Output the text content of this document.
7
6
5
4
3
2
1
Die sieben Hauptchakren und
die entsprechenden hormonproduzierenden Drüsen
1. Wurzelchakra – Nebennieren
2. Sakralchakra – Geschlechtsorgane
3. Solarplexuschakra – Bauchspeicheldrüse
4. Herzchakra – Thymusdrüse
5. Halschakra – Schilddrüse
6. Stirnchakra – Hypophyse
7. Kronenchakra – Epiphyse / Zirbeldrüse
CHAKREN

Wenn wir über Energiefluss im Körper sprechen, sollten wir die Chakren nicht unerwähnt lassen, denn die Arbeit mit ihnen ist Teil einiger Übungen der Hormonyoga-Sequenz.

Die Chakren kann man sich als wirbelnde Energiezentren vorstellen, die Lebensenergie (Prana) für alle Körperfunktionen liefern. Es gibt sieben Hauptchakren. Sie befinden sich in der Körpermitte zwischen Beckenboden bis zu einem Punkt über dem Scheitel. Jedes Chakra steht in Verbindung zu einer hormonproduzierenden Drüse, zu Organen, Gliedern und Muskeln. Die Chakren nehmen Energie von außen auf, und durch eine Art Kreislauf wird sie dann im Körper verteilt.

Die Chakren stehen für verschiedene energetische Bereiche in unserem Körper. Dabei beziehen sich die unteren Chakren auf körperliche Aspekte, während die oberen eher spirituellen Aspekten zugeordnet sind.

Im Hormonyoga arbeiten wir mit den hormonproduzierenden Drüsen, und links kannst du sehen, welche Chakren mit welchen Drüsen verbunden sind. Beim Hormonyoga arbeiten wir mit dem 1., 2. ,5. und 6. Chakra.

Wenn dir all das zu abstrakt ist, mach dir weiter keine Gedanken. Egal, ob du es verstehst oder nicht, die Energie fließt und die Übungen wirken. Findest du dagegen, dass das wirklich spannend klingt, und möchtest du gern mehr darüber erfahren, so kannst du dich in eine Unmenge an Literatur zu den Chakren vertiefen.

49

---

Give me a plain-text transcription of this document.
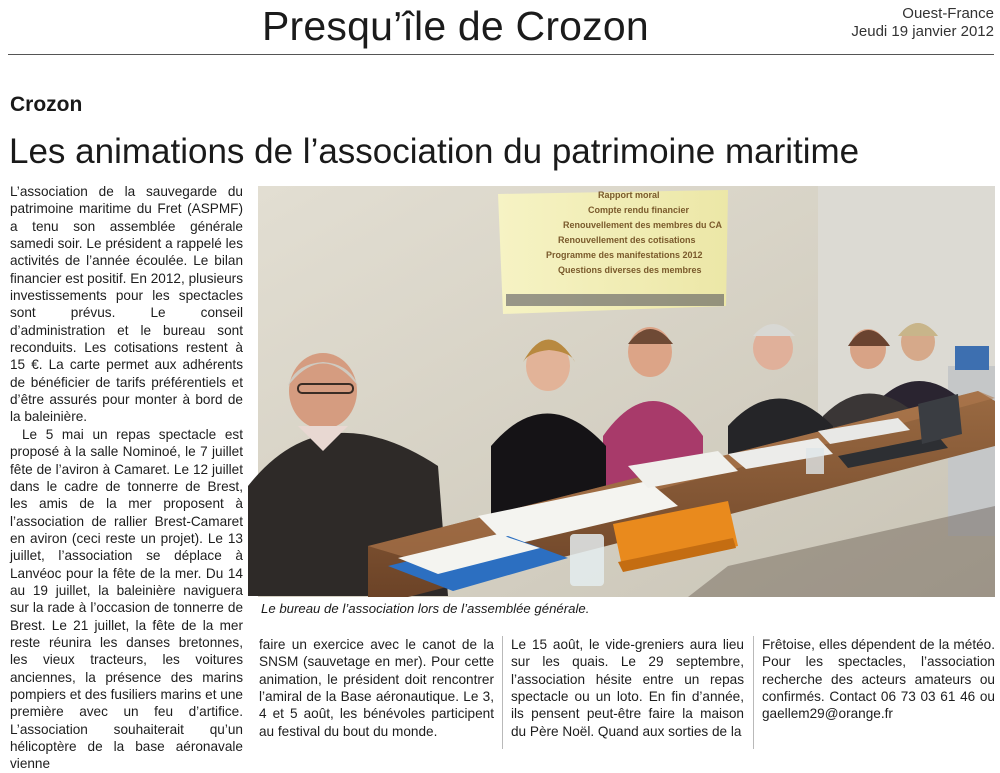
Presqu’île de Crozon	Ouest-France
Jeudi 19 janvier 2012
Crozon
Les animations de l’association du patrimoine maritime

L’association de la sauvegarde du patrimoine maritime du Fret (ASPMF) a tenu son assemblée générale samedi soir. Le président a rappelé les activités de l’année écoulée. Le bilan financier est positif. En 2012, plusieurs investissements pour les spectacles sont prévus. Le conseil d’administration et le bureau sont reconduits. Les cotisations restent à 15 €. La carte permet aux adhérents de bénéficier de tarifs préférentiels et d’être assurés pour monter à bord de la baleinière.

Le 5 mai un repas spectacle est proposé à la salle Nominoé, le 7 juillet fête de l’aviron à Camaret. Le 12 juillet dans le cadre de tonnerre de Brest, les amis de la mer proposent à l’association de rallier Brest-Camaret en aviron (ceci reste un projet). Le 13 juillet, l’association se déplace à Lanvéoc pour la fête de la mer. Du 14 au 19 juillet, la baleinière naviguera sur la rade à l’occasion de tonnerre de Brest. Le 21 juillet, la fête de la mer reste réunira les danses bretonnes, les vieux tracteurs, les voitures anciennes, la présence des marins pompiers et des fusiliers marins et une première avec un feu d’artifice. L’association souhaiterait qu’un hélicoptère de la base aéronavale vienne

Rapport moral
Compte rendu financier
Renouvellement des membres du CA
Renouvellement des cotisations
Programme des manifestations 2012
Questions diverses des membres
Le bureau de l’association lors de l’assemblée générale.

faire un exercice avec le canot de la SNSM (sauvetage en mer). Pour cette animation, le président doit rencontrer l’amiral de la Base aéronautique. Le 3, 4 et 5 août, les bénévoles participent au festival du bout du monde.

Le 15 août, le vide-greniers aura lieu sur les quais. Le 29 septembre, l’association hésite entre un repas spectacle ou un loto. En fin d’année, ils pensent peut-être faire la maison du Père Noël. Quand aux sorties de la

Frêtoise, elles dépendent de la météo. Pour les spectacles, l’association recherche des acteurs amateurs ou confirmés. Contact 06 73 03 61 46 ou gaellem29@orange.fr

--

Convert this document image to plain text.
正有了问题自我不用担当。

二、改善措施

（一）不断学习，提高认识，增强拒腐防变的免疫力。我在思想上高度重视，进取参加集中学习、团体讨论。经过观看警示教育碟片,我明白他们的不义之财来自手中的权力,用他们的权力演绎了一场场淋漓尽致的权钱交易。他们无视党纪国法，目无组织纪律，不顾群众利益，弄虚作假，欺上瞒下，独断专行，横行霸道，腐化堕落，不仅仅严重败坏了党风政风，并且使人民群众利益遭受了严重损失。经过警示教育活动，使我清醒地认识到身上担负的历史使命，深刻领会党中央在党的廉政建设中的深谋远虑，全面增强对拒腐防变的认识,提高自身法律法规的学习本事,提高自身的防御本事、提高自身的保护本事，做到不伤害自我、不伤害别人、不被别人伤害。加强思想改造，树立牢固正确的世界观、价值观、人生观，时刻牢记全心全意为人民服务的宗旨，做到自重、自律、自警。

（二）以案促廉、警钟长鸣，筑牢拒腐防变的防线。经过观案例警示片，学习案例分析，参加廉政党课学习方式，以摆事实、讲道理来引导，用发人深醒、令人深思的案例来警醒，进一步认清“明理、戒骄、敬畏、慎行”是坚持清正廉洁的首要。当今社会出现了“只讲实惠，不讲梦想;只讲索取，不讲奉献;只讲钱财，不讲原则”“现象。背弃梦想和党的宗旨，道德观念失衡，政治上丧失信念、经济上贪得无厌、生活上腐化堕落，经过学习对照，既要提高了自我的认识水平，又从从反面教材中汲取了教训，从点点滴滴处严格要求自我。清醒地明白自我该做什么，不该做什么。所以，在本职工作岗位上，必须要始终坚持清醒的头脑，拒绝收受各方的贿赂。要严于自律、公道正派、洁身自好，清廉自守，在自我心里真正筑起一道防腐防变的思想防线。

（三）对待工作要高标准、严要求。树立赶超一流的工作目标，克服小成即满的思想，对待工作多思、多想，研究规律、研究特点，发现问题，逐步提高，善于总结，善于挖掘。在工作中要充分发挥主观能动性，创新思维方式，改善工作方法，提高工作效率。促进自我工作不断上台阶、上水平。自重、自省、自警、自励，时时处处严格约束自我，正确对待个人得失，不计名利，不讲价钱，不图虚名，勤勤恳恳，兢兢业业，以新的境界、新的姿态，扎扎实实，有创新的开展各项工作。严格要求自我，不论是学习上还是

Given task: Pull out each line containing the word "avec" and copy it.

Written answer:
Le 5 mai un repas spectacle est proposé à la salle Nominoé, le 7 juillet fête de l’aviron à Camaret. Le 12 juillet dans le cadre de tonnerre de Brest, les amis de la mer proposent à l’association de rallier Brest-Camaret en aviron (ceci reste un projet). Le 13 juillet, l’association se déplace à Lanvéoc pour la fête de la mer. Du 14 au 19 juillet, la baleinière naviguera sur la rade à l’occasion de tonnerre de Brest. Le 21 juillet, la fête de la mer reste réunira les danses bretonnes, les vieux tracteurs, les voitures anciennes, la présence des marins pompiers et des fusiliers marins et une première avec un feu d’artifice. L’association souhaiterait qu’un hélicoptère de la base aéronavale vienne
faire un exercice avec le canot de la SNSM (sauvetage en mer). Pour cette animation, le président doit rencontrer l’amiral de la Base aéronautique. Le 3, 4 et 5 août, les bénévoles participent au festival du bout du monde.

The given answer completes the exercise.